*Your goal*
Restate the records in their entirety, word for word.

== Records ==

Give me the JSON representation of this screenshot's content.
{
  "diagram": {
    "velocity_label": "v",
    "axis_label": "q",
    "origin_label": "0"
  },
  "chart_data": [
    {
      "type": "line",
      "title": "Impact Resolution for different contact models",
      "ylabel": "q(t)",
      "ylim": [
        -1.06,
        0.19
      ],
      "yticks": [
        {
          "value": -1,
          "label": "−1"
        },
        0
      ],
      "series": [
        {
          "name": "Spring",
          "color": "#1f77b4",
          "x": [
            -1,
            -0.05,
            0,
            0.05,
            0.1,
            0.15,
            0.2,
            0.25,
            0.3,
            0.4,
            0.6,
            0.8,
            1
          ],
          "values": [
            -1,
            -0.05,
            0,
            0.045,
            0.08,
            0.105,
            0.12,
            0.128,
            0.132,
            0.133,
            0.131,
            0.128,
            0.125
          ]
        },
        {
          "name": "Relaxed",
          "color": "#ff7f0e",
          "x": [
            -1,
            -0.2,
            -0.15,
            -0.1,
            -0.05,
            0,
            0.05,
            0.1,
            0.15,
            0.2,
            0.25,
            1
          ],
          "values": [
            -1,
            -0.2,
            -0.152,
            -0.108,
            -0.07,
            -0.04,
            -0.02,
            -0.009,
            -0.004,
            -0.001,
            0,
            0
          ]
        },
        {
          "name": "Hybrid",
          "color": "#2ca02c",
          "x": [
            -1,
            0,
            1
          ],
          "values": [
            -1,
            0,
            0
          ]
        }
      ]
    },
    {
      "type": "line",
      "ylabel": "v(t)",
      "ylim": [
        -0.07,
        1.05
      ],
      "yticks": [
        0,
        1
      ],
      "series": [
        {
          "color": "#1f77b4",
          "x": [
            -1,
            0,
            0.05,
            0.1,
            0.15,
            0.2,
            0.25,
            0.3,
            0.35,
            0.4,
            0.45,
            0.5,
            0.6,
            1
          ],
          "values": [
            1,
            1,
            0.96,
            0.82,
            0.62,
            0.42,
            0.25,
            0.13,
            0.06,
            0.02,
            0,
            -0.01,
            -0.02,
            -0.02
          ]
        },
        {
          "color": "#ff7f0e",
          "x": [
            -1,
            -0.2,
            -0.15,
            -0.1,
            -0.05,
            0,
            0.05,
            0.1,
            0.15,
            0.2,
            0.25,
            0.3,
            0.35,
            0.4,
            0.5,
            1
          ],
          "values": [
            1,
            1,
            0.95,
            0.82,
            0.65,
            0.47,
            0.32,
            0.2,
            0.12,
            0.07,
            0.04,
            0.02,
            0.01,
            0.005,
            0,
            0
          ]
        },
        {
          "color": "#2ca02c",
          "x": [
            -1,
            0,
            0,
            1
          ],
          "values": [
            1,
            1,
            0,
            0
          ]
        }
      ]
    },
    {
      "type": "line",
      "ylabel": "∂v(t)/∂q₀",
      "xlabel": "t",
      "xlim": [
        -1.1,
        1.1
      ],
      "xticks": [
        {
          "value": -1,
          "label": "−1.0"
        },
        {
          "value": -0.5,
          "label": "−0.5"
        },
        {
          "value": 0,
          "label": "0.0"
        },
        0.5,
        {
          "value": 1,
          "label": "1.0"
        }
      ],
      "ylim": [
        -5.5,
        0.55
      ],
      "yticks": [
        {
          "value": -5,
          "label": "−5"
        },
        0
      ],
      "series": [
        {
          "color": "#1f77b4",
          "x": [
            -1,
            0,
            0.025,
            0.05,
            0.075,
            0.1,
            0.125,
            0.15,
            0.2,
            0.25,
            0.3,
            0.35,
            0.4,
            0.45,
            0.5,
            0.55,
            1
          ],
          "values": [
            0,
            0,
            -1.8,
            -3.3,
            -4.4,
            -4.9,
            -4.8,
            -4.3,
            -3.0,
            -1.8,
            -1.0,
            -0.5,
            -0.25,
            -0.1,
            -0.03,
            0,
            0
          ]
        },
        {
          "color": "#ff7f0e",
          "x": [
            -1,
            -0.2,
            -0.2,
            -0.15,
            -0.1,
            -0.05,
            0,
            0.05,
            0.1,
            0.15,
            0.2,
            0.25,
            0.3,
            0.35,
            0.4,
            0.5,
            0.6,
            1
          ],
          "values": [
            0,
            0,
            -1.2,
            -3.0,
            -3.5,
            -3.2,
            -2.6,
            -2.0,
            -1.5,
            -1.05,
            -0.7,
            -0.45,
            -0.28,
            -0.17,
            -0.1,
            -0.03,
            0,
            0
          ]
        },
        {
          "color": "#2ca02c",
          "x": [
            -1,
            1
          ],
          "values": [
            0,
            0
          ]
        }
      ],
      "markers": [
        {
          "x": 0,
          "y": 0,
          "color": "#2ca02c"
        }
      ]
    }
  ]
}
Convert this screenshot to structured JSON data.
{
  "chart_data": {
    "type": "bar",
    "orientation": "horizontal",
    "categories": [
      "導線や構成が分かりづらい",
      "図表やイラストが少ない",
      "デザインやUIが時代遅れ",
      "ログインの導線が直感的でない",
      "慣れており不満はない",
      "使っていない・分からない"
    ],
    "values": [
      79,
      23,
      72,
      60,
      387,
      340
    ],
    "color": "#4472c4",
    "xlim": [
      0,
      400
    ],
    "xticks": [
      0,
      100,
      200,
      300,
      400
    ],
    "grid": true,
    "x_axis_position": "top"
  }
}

===

*Answer to the problem*
Give me the JSON representation of this screenshot's content.
{
  "diagram": {
    "velocity_label": "v",
    "axis_label": "q",
    "origin_label": "0"
  },
  "chart_data": [
    {
      "type": "line",
      "title": "Impact Resolution for different contact models",
      "ylabel": "q(t)",
      "ylim": [
        -1.06,
        0.19
      ],
      "yticks": [
        {
          "value": -1,
          "label": "−1"
        },
        0
      ],
      "series": [
        {
          "name": "Spring",
          "color": "#1f77b4",
          "x": [
            -1,
            -0.05,
            0,
            0.05,
            0.1,
            0.15,
            0.2,
            0.25,
            0.3,
            0.4,
            0.6,
            0.8,
            1
          ],
          "values": [
            -1,
            -0.05,
            0,
            0.045,
            0.08,
            0.105,
            0.12,
            0.128,
            0.132,
            0.133,
            0.131,
            0.128,
            0.125
          ]
        },
        {
          "name": "Relaxed",
          "color": "#ff7f0e",
          "x": [
            -1,
            -0.2,
            -0.15,
            -0.1,
            -0.05,
            0,
            0.05,
            0.1,
            0.15,
            0.2,
            0.25,
            1
          ],
          "values": [
            -1,
            -0.2,
            -0.152,
            -0.108,
            -0.07,
            -0.04,
            -0.02,
            -0.009,
            -0.004,
            -0.001,
            0,
            0
          ]
        },
        {
          "name": "Hybrid",
          "color": "#2ca02c",
          "x": [
            -1,
            0,
            1
          ],
          "values": [
            -1,
            0,
            0
          ]
        }
      ]
    },
    {
      "type": "line",
      "ylabel": "v(t)",
      "ylim": [
        -0.07,
        1.05
      ],
      "yticks": [
        0,
        1
      ],
      "series": [
        {
          "color": "#1f77b4",
          "x": [
            -1,
            0,
            0.05,
            0.1,
            0.15,
            0.2,
            0.25,
            0.3,
            0.35,
            0.4,
            0.45,
            0.5,
            0.6,
            1
          ],
          "values": [
            1,
            1,
            0.96,
            0.82,
            0.62,
            0.42,
            0.25,
            0.13,
            0.06,
            0.02,
            0,
            -0.01,
            -0.02,
            -0.02
          ]
        },
        {
          "color": "#ff7f0e",
          "x": [
            -1,
            -0.2,
            -0.15,
            -0.1,
            -0.05,
            0,
            0.05,
            0.1,
            0.15,
            0.2,
            0.25,
            0.3,
            0.35,
            0.4,
            0.5,
            1
          ],
          "values": [
            1,
            1,
            0.95,
            0.82,
            0.65,
            0.47,
            0.32,
            0.2,
            0.12,
            0.07,
            0.04,
            0.02,
            0.01,
            0.005,
            0,
            0
          ]
        },
        {
          "color": "#2ca02c",
          "x": [
            -1,
            0,
            0,
            1
          ],
          "values": [
            1,
            1,
            0,
            0
          ]
        }
      ]
    },
    {
      "type": "line",
      "ylabel": "∂v(t)/∂q₀",
      "xlabel": "t",
      "xlim": [
        -1.1,
        1.1
      ],
      "xticks": [
        {
          "value": -1,
          "label": "−1.0"
        },
        {
          "value": -0.5,
          "label": "−0.5"
        },
        {
          "value": 0,
          "label": "0.0"
        },
        0.5,
        {
          "value": 1,
          "label": "1.0"
        }
      ],
      "ylim": [
        -5.5,
        0.55
      ],
      "yticks": [
        {
          "value": -5,
          "label": "−5"
        },
        0
      ],
      "series": [
        {
          "color": "#1f77b4",
          "x": [
            -1,
            0,
            0.025,
            0.05,
            0.075,
            0.1,
            0.125,
            0.15,
            0.2,
            0.25,
            0.3,
            0.35,
            0.4,
            0.45,
            0.5,
            0.55,
            1
          ],
          "values": [
            0,
            0,
            -1.8,
            -3.3,
            -4.4,
            -4.9,
            -4.8,
            -4.3,
            -3.0,
            -1.8,
            -1.0,
            -0.5,
            -0.25,
            -0.1,
            -0.03,
            0,
            0
          ]
        },
        {
          "color": "#ff7f0e",
          "x": [
            -1,
            -0.2,
            -0.2,
            -0.15,
            -0.1,
            -0.05,
            0,
            0.05,
            0.1,
            0.15,
            0.2,
            0.25,
            0.3,
            0.35,
            0.4,
            0.5,
            0.6,
            1
          ],
          "values": [
            0,
            0,
            -1.2,
            -3.0,
            -3.5,
            -3.2,
            -2.6,
            -2.0,
            -1.5,
            -1.05,
            -0.7,
            -0.45,
            -0.28,
            -0.17,
            -0.1,
            -0.03,
            0,
            0
          ]
        },
        {
          "color": "#2ca02c",
          "x": [
            -1,
            1
          ],
          "values": [
            0,
            0
          ]
        }
      ],
      "markers": [
        {
          "x": 0,
          "y": 0,
          "color": "#2ca02c"
        }
      ]
    }
  ]
}
Convert this screenshot to structured JSON data.
{
  "chart_data": {
    "type": "bar",
    "orientation": "horizontal",
    "categories": [
      "導線や構成が分かりづらい",
      "図表やイラストが少ない",
      "デザインやUIが時代遅れ",
      "ログインの導線が直感的でない",
      "慣れており不満はない",
      "使っていない・分からない"
    ],
    "values": [
      79,
      23,
      72,
      60,
      387,
      340
    ],
    "color": "#4472c4",
    "xlim": [
      0,
      400
    ],
    "xticks": [
      0,
      100,
      200,
      300,
      400
    ],
    "grid": true,
    "x_axis_position": "top"
  }
}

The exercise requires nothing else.